WAT NODIG IS
Bepaal in hoeveel regels van het materiaal de tekenreeks "line" voorkomt. Geef alleen dat aantal.
:::
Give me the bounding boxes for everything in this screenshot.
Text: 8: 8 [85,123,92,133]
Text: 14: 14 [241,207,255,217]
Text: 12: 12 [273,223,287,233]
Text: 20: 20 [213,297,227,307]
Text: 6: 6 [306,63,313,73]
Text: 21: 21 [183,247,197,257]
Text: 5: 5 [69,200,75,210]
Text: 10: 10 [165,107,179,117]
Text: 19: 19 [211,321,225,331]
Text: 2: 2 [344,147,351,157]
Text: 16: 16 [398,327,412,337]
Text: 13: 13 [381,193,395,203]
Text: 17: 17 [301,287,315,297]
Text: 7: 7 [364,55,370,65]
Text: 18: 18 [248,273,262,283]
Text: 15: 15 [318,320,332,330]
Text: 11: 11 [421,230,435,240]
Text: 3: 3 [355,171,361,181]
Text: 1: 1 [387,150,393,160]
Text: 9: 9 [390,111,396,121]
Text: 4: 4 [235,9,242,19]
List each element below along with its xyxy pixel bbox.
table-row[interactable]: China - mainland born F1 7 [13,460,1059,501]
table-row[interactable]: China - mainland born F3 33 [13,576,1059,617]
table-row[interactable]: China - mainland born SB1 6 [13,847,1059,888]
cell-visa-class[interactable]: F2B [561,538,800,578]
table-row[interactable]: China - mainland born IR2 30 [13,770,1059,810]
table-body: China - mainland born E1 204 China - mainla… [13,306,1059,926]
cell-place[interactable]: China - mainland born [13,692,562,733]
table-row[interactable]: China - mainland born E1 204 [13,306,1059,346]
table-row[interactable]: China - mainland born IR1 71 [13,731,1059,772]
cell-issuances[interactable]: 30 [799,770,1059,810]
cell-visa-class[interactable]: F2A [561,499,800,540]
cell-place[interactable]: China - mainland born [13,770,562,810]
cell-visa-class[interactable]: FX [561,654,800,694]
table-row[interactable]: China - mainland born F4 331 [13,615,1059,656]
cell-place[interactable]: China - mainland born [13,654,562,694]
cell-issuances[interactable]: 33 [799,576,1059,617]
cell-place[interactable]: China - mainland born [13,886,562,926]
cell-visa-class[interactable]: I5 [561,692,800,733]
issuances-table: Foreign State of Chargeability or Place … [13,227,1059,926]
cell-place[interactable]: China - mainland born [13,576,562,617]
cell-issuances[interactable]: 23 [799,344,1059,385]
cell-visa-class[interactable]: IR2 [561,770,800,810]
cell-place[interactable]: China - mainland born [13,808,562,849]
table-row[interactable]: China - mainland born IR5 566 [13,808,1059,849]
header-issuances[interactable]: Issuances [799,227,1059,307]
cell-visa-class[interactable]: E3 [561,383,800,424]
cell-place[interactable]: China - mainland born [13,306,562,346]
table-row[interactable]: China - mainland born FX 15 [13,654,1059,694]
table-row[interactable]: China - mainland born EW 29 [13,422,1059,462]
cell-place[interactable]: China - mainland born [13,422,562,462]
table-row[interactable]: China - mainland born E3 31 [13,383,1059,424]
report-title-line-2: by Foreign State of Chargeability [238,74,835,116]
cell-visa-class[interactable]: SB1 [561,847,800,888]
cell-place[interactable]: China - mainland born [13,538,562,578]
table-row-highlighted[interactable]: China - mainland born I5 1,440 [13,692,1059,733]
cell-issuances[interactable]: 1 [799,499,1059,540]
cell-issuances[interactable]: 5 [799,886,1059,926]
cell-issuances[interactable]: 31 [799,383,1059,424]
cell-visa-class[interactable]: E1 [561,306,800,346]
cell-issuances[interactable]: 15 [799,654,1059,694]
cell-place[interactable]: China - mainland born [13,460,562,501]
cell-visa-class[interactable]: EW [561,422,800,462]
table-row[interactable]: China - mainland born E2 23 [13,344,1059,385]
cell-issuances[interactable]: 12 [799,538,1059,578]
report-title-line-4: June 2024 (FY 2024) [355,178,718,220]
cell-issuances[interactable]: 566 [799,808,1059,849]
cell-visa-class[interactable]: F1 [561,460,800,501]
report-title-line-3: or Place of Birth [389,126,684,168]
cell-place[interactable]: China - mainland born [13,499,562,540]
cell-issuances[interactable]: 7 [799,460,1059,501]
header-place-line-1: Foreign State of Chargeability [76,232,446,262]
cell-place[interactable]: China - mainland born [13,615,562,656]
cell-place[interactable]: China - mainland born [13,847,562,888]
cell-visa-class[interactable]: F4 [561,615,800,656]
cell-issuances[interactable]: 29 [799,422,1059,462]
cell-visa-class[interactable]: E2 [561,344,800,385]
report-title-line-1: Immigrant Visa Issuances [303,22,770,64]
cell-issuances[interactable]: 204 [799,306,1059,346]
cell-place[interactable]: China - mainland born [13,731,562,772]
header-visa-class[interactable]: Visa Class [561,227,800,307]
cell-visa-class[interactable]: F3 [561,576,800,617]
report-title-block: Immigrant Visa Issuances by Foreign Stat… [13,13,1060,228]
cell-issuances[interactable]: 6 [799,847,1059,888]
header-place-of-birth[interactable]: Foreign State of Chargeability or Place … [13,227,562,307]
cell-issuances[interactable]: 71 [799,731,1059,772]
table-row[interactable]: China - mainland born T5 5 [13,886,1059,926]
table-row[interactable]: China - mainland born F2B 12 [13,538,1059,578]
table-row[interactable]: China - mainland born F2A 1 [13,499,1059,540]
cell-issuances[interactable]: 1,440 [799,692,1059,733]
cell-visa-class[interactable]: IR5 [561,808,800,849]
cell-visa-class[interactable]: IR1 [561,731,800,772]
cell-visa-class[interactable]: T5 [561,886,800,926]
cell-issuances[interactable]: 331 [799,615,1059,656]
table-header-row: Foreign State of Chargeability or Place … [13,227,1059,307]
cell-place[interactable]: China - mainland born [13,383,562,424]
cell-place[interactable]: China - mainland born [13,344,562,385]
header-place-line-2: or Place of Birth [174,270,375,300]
:::
ANTWOORD OP OEFENING
6